EXERCISE OBJECTIVE: Read the lines that follow and pick out every one containing the word "Output".

▼▼▼

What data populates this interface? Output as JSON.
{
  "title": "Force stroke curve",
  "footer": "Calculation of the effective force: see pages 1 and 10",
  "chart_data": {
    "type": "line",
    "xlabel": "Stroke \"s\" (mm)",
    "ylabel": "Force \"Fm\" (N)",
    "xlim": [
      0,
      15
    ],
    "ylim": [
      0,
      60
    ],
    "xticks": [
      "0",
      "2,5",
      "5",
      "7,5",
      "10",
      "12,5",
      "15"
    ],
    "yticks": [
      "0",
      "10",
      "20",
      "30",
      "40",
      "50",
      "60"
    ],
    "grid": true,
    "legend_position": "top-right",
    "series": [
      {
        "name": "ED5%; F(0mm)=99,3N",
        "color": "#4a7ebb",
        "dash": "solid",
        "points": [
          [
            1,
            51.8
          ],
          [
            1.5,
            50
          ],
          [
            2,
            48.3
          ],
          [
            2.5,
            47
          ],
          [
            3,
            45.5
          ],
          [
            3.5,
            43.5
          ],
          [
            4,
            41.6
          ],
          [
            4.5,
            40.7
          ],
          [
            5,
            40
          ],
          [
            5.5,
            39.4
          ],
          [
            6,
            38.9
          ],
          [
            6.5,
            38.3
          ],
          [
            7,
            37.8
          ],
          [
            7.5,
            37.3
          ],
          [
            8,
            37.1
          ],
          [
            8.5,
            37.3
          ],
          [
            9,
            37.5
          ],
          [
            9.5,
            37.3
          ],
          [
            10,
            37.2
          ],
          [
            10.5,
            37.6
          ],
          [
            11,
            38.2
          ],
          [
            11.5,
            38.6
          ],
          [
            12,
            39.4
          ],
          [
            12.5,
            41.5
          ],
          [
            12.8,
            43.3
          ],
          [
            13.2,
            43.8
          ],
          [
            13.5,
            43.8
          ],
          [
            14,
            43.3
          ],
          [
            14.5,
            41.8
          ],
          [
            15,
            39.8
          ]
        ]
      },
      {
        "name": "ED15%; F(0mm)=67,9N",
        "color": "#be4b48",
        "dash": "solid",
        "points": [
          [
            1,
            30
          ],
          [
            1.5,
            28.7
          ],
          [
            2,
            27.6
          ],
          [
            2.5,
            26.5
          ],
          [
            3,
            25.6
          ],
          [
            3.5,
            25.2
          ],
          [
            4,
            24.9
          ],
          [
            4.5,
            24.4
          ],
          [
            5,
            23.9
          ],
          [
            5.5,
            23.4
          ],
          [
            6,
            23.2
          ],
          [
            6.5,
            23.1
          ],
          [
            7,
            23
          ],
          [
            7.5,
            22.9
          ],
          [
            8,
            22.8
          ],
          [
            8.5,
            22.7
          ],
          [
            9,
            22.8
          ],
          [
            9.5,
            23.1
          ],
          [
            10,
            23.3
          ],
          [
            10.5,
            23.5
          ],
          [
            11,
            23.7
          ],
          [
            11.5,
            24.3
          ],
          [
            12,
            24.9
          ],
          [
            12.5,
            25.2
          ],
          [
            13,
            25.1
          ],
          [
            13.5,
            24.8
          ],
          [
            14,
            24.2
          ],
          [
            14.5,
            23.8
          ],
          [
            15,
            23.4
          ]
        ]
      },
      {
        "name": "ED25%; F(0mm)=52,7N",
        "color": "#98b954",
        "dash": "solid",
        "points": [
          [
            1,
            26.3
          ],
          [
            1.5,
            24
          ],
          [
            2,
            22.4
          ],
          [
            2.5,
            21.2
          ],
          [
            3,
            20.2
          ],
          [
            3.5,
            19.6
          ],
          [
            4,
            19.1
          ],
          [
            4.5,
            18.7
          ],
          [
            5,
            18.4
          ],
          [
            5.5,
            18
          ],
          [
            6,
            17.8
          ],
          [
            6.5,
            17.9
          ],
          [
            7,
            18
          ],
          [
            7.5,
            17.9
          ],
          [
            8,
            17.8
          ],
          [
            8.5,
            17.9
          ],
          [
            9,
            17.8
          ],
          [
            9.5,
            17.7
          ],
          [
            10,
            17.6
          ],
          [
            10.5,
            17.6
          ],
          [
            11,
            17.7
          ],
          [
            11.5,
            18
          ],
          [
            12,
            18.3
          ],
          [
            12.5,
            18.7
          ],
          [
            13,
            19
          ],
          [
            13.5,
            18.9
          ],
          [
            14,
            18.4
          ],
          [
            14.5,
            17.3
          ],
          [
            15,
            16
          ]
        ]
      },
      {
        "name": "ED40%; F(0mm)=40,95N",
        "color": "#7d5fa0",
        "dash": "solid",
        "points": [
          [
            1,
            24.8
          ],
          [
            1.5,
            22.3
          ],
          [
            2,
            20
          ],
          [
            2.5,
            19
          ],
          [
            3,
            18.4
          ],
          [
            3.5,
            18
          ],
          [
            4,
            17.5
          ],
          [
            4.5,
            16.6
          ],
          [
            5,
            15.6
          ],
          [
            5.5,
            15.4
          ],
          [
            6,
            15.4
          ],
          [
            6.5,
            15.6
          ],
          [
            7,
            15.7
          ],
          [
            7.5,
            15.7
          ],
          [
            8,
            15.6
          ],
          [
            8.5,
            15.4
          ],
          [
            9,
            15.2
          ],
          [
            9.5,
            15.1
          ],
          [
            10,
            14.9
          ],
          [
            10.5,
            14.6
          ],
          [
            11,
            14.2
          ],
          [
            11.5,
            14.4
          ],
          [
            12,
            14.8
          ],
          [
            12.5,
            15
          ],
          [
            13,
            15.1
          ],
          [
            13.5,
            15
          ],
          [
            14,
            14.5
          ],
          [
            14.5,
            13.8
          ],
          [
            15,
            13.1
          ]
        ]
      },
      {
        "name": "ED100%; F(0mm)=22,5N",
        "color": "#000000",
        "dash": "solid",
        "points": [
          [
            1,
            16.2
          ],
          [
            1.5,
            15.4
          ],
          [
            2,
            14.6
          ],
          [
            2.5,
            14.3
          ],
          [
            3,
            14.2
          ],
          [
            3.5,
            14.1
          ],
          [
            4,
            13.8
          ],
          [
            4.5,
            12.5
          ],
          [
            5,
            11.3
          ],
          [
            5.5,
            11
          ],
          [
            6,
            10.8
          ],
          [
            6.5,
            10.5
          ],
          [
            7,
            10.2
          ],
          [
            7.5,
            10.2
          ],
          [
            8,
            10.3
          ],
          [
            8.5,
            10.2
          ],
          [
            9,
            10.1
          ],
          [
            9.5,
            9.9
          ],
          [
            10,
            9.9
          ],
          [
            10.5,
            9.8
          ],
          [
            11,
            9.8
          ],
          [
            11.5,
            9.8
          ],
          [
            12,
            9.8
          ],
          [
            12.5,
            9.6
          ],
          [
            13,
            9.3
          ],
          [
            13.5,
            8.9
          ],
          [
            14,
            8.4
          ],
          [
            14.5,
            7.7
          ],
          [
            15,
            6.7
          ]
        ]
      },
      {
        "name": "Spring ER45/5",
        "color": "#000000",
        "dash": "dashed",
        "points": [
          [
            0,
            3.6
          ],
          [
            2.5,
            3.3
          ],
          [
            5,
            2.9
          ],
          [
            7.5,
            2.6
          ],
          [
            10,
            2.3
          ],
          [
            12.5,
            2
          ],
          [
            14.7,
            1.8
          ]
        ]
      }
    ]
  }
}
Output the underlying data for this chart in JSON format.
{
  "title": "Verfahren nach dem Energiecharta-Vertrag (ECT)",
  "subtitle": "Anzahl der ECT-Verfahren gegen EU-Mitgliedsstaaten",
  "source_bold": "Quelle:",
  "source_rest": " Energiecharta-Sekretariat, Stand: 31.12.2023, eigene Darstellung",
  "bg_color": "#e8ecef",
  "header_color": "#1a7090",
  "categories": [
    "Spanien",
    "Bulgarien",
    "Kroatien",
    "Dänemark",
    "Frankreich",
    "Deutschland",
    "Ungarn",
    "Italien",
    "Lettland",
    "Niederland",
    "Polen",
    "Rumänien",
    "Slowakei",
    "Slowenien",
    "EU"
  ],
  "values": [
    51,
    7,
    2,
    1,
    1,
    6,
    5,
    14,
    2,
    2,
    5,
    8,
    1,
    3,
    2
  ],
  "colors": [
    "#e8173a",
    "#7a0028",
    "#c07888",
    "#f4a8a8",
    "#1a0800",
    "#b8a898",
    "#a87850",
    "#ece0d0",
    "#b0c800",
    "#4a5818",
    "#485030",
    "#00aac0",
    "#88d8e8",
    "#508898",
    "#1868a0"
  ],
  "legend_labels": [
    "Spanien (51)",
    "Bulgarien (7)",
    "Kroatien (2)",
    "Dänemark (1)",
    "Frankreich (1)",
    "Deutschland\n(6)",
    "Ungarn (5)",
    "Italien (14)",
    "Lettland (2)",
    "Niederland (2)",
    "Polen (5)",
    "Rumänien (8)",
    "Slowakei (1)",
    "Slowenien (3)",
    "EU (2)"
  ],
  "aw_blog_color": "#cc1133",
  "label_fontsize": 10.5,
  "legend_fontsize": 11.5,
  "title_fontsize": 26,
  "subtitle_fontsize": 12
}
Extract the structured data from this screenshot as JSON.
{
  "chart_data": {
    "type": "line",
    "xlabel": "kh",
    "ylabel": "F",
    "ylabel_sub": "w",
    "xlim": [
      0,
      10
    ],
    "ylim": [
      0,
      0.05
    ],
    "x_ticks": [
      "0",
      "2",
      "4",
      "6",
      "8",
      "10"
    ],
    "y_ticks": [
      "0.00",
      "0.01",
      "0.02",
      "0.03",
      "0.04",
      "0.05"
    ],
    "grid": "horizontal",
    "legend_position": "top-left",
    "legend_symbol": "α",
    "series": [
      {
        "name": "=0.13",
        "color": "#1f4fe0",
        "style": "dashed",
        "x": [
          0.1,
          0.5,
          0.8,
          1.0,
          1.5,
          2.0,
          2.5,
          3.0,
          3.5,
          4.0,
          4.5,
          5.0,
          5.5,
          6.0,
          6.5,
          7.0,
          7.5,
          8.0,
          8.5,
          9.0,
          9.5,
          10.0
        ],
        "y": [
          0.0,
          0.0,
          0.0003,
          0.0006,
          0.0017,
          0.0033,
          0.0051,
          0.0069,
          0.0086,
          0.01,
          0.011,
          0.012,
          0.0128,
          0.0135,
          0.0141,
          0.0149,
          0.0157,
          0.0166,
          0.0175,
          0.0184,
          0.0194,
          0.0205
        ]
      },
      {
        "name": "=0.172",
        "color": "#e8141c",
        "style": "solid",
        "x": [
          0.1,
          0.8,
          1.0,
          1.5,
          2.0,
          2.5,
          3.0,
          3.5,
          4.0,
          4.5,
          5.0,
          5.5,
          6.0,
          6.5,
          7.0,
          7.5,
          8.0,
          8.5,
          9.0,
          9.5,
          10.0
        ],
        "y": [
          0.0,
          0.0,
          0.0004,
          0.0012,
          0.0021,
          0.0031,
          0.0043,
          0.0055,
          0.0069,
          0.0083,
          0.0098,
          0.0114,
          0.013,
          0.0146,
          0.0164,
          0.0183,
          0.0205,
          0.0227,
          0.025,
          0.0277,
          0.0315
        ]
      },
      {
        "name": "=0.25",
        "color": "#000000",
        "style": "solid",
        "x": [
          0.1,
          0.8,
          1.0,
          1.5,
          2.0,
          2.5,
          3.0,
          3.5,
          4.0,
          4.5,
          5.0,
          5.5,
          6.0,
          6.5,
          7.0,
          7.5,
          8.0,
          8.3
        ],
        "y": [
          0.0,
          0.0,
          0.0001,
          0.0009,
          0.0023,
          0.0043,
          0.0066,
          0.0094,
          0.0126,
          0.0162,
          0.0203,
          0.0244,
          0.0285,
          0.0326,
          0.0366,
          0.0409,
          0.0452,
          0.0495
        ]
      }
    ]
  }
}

▲▲▲

FINISHED TASK:
What data populates this interface? Output as JSON.
Output the underlying data for this chart in JSON format.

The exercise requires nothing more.